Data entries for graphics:
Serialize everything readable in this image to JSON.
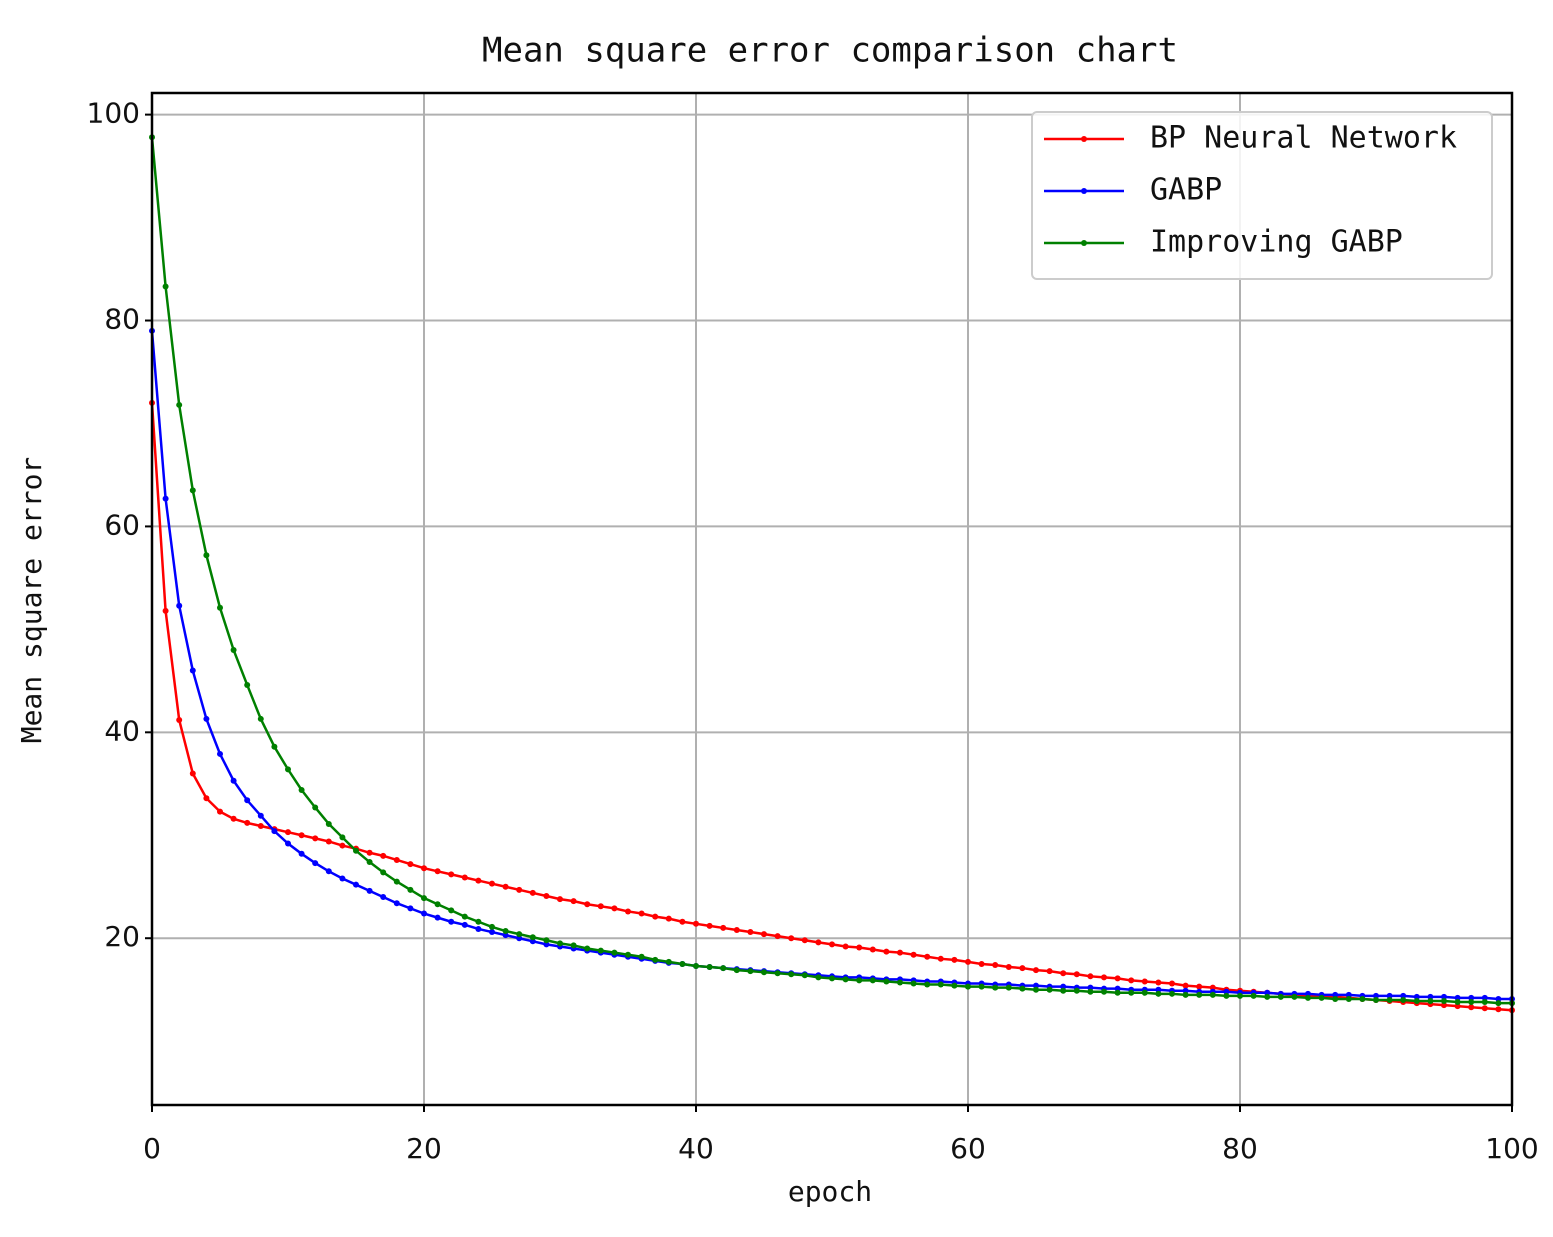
{
  "chart_data": {
    "type": "line",
    "title": "Mean square error comparison chart",
    "x_label": "epoch",
    "y_label": "Mean square error",
    "x": [
      0,
      1,
      2,
      3,
      4,
      5,
      6,
      7,
      8,
      9,
      10,
      11,
      12,
      13,
      14,
      15,
      16,
      17,
      18,
      19,
      20,
      21,
      22,
      23,
      24,
      25,
      26,
      27,
      28,
      29,
      30,
      31,
      32,
      33,
      34,
      35,
      36,
      37,
      38,
      39,
      40,
      41,
      42,
      43,
      44,
      45,
      46,
      47,
      48,
      49,
      50,
      51,
      52,
      53,
      54,
      55,
      56,
      57,
      58,
      59,
      60,
      61,
      62,
      63,
      64,
      65,
      66,
      67,
      68,
      69,
      70,
      71,
      72,
      73,
      74,
      75,
      76,
      77,
      78,
      79,
      80,
      81,
      82,
      83,
      84,
      85,
      86,
      87,
      88,
      89,
      90,
      91,
      92,
      93,
      94,
      95,
      96,
      97,
      98,
      99,
      100
    ],
    "series": [
      {
        "name": "BP Neural Network",
        "color": "#ff0000",
        "values": [
          72,
          51.8,
          41.2,
          36.0,
          33.6,
          32.3,
          31.6,
          31.2,
          30.9,
          30.6,
          30.3,
          30.0,
          29.7,
          29.4,
          29.0,
          28.7,
          28.3,
          28.0,
          27.6,
          27.2,
          26.8,
          26.5,
          26.2,
          25.9,
          25.6,
          25.3,
          25.0,
          24.7,
          24.4,
          24.1,
          23.8,
          23.6,
          23.3,
          23.1,
          22.9,
          22.6,
          22.4,
          22.1,
          21.9,
          21.6,
          21.4,
          21.2,
          21.0,
          20.8,
          20.6,
          20.4,
          20.2,
          20.0,
          19.8,
          19.6,
          19.4,
          19.2,
          19.1,
          18.9,
          18.7,
          18.6,
          18.4,
          18.2,
          18.0,
          17.9,
          17.7,
          17.5,
          17.4,
          17.2,
          17.1,
          16.9,
          16.8,
          16.6,
          16.5,
          16.3,
          16.2,
          16.1,
          15.9,
          15.8,
          15.7,
          15.6,
          15.4,
          15.3,
          15.2,
          15.0,
          14.9,
          14.8,
          14.7,
          14.6,
          14.5,
          14.4,
          14.4,
          14.3,
          14.2,
          14.1,
          14.0,
          13.9,
          13.8,
          13.7,
          13.6,
          13.5,
          13.4,
          13.3,
          13.2,
          13.1,
          13.0
        ]
      },
      {
        "name": "GABP",
        "color": "#0000ff",
        "values": [
          79,
          62.7,
          52.3,
          46.0,
          41.3,
          37.9,
          35.3,
          33.4,
          31.9,
          30.4,
          29.2,
          28.2,
          27.3,
          26.5,
          25.8,
          25.2,
          24.6,
          24.0,
          23.4,
          22.9,
          22.4,
          22.0,
          21.6,
          21.3,
          20.9,
          20.6,
          20.3,
          20.0,
          19.7,
          19.4,
          19.2,
          19.0,
          18.8,
          18.6,
          18.4,
          18.2,
          18.0,
          17.8,
          17.6,
          17.5,
          17.3,
          17.2,
          17.1,
          17.0,
          16.9,
          16.8,
          16.7,
          16.6,
          16.5,
          16.4,
          16.3,
          16.2,
          16.2,
          16.1,
          16.0,
          16.0,
          15.9,
          15.8,
          15.8,
          15.7,
          15.6,
          15.6,
          15.5,
          15.5,
          15.4,
          15.4,
          15.3,
          15.3,
          15.2,
          15.2,
          15.1,
          15.1,
          15.0,
          15.0,
          15.0,
          14.9,
          14.9,
          14.8,
          14.8,
          14.8,
          14.7,
          14.7,
          14.7,
          14.6,
          14.6,
          14.6,
          14.5,
          14.5,
          14.5,
          14.4,
          14.4,
          14.4,
          14.4,
          14.3,
          14.3,
          14.3,
          14.2,
          14.2,
          14.2,
          14.1,
          14.1
        ]
      },
      {
        "name": "Improving GABP",
        "color": "#008000",
        "values": [
          97.8,
          83.3,
          71.8,
          63.5,
          57.2,
          52.1,
          48.0,
          44.6,
          41.3,
          38.6,
          36.4,
          34.4,
          32.7,
          31.1,
          29.8,
          28.5,
          27.4,
          26.4,
          25.5,
          24.7,
          23.9,
          23.3,
          22.7,
          22.1,
          21.6,
          21.1,
          20.7,
          20.4,
          20.1,
          19.8,
          19.5,
          19.3,
          19.0,
          18.8,
          18.6,
          18.4,
          18.2,
          17.9,
          17.7,
          17.5,
          17.3,
          17.2,
          17.1,
          16.9,
          16.8,
          16.7,
          16.6,
          16.5,
          16.4,
          16.2,
          16.1,
          16.0,
          15.9,
          15.9,
          15.8,
          15.7,
          15.6,
          15.5,
          15.5,
          15.4,
          15.3,
          15.3,
          15.2,
          15.2,
          15.1,
          15.0,
          15.0,
          14.9,
          14.9,
          14.8,
          14.8,
          14.7,
          14.7,
          14.7,
          14.6,
          14.6,
          14.5,
          14.5,
          14.5,
          14.4,
          14.4,
          14.4,
          14.3,
          14.3,
          14.3,
          14.2,
          14.2,
          14.1,
          14.1,
          14.1,
          14.0,
          14.0,
          14.0,
          13.9,
          13.9,
          13.9,
          13.8,
          13.8,
          13.8,
          13.7,
          13.7
        ]
      }
    ],
    "xlim": [
      0,
      100
    ],
    "xticks": [
      0,
      20,
      40,
      60,
      80,
      100
    ],
    "ylim": [
      3.8,
      102.1
    ],
    "yticks": [
      20,
      40,
      60,
      80,
      100
    ],
    "grid": true,
    "legend": "upper right"
  }
}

## [Exercise brief]
Without including any pictures, reproduce the listing exactly.

## [Written reply]
Serialize everything readable in this image to JSON.
{
  "chart_data": {
    "type": "line",
    "title": "Mean square error comparison chart",
    "x_label": "epoch",
    "y_label": "Mean square error",
    "x": [
      0,
      1,
      2,
      3,
      4,
      5,
      6,
      7,
      8,
      9,
      10,
      11,
      12,
      13,
      14,
      15,
      16,
      17,
      18,
      19,
      20,
      21,
      22,
      23,
      24,
      25,
      26,
      27,
      28,
      29,
      30,
      31,
      32,
      33,
      34,
      35,
      36,
      37,
      38,
      39,
      40,
      41,
      42,
      43,
      44,
      45,
      46,
      47,
      48,
      49,
      50,
      51,
      52,
      53,
      54,
      55,
      56,
      57,
      58,
      59,
      60,
      61,
      62,
      63,
      64,
      65,
      66,
      67,
      68,
      69,
      70,
      71,
      72,
      73,
      74,
      75,
      76,
      77,
      78,
      79,
      80,
      81,
      82,
      83,
      84,
      85,
      86,
      87,
      88,
      89,
      90,
      91,
      92,
      93,
      94,
      95,
      96,
      97,
      98,
      99,
      100
    ],
    "series": [
      {
        "name": "BP Neural Network",
        "color": "#ff0000",
        "values": [
          72,
          51.8,
          41.2,
          36.0,
          33.6,
          32.3,
          31.6,
          31.2,
          30.9,
          30.6,
          30.3,
          30.0,
          29.7,
          29.4,
          29.0,
          28.7,
          28.3,
          28.0,
          27.6,
          27.2,
          26.8,
          26.5,
          26.2,
          25.9,
          25.6,
          25.3,
          25.0,
          24.7,
          24.4,
          24.1,
          23.8,
          23.6,
          23.3,
          23.1,
          22.9,
          22.6,
          22.4,
          22.1,
          21.9,
          21.6,
          21.4,
          21.2,
          21.0,
          20.8,
          20.6,
          20.4,
          20.2,
          20.0,
          19.8,
          19.6,
          19.4,
          19.2,
          19.1,
          18.9,
          18.7,
          18.6,
          18.4,
          18.2,
          18.0,
          17.9,
          17.7,
          17.5,
          17.4,
          17.2,
          17.1,
          16.9,
          16.8,
          16.6,
          16.5,
          16.3,
          16.2,
          16.1,
          15.9,
          15.8,
          15.7,
          15.6,
          15.4,
          15.3,
          15.2,
          15.0,
          14.9,
          14.8,
          14.7,
          14.6,
          14.5,
          14.4,
          14.4,
          14.3,
          14.2,
          14.1,
          14.0,
          13.9,
          13.8,
          13.7,
          13.6,
          13.5,
          13.4,
          13.3,
          13.2,
          13.1,
          13.0
        ]
      },
      {
        "name": "GABP",
        "color": "#0000ff",
        "values": [
          79,
          62.7,
          52.3,
          46.0,
          41.3,
          37.9,
          35.3,
          33.4,
          31.9,
          30.4,
          29.2,
          28.2,
          27.3,
          26.5,
          25.8,
          25.2,
          24.6,
          24.0,
          23.4,
          22.9,
          22.4,
          22.0,
          21.6,
          21.3,
          20.9,
          20.6,
          20.3,
          20.0,
          19.7,
          19.4,
          19.2,
          19.0,
          18.8,
          18.6,
          18.4,
          18.2,
          18.0,
          17.8,
          17.6,
          17.5,
          17.3,
          17.2,
          17.1,
          17.0,
          16.9,
          16.8,
          16.7,
          16.6,
          16.5,
          16.4,
          16.3,
          16.2,
          16.2,
          16.1,
          16.0,
          16.0,
          15.9,
          15.8,
          15.8,
          15.7,
          15.6,
          15.6,
          15.5,
          15.5,
          15.4,
          15.4,
          15.3,
          15.3,
          15.2,
          15.2,
          15.1,
          15.1,
          15.0,
          15.0,
          15.0,
          14.9,
          14.9,
          14.8,
          14.8,
          14.8,
          14.7,
          14.7,
          14.7,
          14.6,
          14.6,
          14.6,
          14.5,
          14.5,
          14.5,
          14.4,
          14.4,
          14.4,
          14.4,
          14.3,
          14.3,
          14.3,
          14.2,
          14.2,
          14.2,
          14.1,
          14.1
        ]
      },
      {
        "name": "Improving GABP",
        "color": "#008000",
        "values": [
          97.8,
          83.3,
          71.8,
          63.5,
          57.2,
          52.1,
          48.0,
          44.6,
          41.3,
          38.6,
          36.4,
          34.4,
          32.7,
          31.1,
          29.8,
          28.5,
          27.4,
          26.4,
          25.5,
          24.7,
          23.9,
          23.3,
          22.7,
          22.1,
          21.6,
          21.1,
          20.7,
          20.4,
          20.1,
          19.8,
          19.5,
          19.3,
          19.0,
          18.8,
          18.6,
          18.4,
          18.2,
          17.9,
          17.7,
          17.5,
          17.3,
          17.2,
          17.1,
          16.9,
          16.8,
          16.7,
          16.6,
          16.5,
          16.4,
          16.2,
          16.1,
          16.0,
          15.9,
          15.9,
          15.8,
          15.7,
          15.6,
          15.5,
          15.5,
          15.4,
          15.3,
          15.3,
          15.2,
          15.2,
          15.1,
          15.0,
          15.0,
          14.9,
          14.9,
          14.8,
          14.8,
          14.7,
          14.7,
          14.7,
          14.6,
          14.6,
          14.5,
          14.5,
          14.5,
          14.4,
          14.4,
          14.4,
          14.3,
          14.3,
          14.3,
          14.2,
          14.2,
          14.1,
          14.1,
          14.1,
          14.0,
          14.0,
          14.0,
          13.9,
          13.9,
          13.9,
          13.8,
          13.8,
          13.8,
          13.7,
          13.7
        ]
      }
    ],
    "xlim": [
      0,
      100
    ],
    "xticks": [
      0,
      20,
      40,
      60,
      80,
      100
    ],
    "ylim": [
      3.8,
      102.1
    ],
    "yticks": [
      20,
      40,
      60,
      80,
      100
    ],
    "grid": true,
    "legend": "upper right"
  }
}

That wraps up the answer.